Where a line holds the string "spectrum", return that line.

### Supplied data

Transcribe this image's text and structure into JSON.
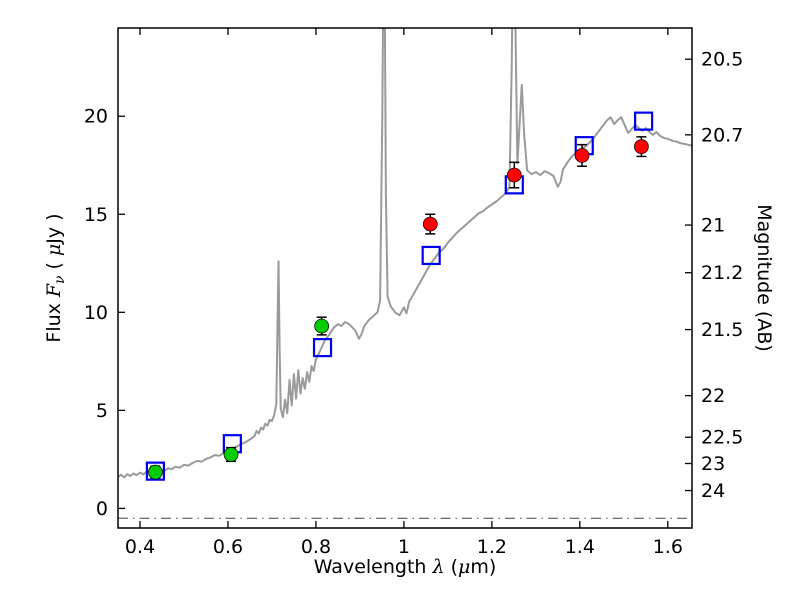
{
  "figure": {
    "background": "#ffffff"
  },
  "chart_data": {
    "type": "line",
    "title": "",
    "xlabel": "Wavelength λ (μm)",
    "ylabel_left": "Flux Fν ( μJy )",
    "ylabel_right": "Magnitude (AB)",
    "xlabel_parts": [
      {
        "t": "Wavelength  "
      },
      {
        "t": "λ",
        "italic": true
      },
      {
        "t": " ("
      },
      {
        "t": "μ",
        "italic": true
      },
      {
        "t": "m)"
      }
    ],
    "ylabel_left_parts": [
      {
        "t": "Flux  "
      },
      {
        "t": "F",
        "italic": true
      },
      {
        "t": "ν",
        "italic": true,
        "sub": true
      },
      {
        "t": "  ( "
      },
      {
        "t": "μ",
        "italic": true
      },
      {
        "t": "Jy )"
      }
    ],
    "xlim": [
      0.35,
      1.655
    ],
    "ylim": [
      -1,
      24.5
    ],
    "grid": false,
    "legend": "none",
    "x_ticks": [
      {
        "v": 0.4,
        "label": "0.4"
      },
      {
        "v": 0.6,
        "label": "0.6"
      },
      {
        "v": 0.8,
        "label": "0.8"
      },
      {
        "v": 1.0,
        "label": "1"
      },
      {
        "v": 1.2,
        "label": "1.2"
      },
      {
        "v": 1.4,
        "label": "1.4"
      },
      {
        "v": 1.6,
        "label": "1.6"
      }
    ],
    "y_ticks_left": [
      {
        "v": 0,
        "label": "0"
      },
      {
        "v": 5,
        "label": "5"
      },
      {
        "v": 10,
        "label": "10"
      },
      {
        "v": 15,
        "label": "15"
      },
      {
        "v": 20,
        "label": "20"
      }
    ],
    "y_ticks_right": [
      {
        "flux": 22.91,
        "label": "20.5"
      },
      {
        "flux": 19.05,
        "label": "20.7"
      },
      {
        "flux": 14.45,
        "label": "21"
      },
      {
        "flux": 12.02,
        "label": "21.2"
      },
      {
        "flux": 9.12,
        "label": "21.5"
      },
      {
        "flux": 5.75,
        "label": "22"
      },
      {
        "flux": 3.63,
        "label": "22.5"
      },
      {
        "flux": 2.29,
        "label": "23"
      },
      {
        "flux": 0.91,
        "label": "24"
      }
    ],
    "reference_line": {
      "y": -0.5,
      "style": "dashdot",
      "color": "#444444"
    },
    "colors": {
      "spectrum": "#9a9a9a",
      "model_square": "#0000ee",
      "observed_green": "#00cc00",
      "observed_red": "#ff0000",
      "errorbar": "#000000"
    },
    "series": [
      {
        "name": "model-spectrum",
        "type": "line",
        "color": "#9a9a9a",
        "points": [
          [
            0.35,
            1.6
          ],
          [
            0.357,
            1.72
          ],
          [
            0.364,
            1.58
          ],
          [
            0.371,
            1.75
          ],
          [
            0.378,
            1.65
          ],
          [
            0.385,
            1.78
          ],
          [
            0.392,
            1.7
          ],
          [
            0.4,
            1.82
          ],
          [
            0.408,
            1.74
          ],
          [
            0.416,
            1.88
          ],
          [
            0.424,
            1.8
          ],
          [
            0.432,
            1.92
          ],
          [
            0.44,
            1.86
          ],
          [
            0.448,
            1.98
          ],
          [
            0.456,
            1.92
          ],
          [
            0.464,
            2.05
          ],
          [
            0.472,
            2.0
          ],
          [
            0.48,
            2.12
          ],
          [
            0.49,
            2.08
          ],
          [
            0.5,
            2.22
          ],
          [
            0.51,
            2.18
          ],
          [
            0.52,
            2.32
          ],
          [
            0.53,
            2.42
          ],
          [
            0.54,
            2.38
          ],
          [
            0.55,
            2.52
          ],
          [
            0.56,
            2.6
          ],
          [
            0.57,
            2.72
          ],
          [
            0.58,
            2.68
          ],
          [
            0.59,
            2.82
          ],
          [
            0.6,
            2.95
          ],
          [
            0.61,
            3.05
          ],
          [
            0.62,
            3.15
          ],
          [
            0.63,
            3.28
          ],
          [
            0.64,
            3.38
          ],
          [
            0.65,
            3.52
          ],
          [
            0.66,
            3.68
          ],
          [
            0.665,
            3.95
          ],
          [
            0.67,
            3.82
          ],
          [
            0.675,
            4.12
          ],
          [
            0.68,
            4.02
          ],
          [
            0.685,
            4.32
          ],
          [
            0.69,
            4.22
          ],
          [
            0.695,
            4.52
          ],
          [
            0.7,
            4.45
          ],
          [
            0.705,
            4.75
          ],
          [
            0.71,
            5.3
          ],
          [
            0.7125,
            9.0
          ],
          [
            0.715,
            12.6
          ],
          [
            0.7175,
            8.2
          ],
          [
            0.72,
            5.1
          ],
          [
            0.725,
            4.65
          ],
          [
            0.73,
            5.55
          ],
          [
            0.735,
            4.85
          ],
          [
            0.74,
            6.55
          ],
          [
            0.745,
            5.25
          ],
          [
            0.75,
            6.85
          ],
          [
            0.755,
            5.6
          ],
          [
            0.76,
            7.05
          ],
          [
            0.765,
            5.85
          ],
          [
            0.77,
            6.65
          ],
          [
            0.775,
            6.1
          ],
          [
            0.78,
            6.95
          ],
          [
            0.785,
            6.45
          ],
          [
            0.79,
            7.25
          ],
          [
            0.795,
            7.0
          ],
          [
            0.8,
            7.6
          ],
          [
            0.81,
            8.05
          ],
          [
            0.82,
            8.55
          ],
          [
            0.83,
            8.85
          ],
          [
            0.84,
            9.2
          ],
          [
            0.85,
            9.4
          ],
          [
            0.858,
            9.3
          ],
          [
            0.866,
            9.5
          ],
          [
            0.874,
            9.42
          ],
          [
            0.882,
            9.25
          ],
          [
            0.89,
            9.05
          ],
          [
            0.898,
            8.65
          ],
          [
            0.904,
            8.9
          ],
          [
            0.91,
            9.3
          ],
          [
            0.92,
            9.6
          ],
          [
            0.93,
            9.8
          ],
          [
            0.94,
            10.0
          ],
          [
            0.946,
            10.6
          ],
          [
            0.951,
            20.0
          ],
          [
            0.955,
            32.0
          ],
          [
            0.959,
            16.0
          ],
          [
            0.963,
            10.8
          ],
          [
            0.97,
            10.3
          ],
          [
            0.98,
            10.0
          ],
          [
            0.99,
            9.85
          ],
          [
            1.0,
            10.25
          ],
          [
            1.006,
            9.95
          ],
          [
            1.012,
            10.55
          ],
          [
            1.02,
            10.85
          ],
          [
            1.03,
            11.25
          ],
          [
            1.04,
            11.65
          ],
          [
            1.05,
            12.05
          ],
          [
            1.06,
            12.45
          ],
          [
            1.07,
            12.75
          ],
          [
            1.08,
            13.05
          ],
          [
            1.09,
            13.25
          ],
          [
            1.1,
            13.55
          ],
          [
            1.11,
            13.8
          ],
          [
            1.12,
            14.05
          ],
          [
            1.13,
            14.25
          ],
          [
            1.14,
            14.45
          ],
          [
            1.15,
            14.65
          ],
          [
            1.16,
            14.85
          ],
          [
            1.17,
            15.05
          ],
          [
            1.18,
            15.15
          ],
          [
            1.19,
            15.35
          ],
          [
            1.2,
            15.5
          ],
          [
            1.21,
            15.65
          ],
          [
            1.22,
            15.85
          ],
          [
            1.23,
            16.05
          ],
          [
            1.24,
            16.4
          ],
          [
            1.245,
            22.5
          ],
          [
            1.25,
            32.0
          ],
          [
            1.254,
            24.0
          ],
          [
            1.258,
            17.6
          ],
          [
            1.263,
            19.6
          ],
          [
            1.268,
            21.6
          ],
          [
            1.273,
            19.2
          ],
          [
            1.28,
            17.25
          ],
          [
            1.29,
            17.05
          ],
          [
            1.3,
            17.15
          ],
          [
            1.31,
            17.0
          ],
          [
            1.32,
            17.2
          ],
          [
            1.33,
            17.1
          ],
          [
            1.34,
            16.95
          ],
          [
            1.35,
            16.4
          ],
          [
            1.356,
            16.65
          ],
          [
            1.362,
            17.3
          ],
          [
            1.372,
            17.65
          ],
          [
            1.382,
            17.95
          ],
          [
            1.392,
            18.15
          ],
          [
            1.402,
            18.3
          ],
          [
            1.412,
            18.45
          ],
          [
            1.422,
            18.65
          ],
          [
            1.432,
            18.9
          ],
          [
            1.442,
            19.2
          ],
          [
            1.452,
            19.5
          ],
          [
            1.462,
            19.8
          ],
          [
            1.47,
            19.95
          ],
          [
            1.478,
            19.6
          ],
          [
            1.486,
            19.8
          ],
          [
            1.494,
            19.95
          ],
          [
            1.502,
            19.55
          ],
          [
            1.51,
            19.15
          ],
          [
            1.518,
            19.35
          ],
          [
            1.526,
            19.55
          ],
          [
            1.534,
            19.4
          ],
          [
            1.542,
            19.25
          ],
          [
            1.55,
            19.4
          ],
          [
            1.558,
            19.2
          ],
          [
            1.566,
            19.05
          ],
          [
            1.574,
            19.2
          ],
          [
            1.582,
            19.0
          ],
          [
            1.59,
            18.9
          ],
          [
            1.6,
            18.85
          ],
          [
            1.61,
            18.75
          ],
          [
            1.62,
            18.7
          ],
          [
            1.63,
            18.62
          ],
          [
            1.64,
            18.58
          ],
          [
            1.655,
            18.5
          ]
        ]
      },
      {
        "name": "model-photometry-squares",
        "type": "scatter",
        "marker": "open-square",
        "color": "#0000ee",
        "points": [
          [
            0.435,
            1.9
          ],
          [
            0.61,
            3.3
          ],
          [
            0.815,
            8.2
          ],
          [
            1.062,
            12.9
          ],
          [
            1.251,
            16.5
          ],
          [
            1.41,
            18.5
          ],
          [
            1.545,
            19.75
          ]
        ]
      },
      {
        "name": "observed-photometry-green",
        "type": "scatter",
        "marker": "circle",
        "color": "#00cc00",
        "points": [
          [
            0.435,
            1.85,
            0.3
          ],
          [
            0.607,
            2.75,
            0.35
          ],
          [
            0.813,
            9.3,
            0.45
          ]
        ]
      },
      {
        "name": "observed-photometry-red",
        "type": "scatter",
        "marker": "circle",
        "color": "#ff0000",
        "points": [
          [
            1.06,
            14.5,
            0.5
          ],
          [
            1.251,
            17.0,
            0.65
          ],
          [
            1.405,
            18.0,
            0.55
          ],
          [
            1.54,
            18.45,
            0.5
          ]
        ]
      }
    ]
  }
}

######

• [The completed task]
      "spectrum": "#9a9a9a",
        "name": "model-spectrum",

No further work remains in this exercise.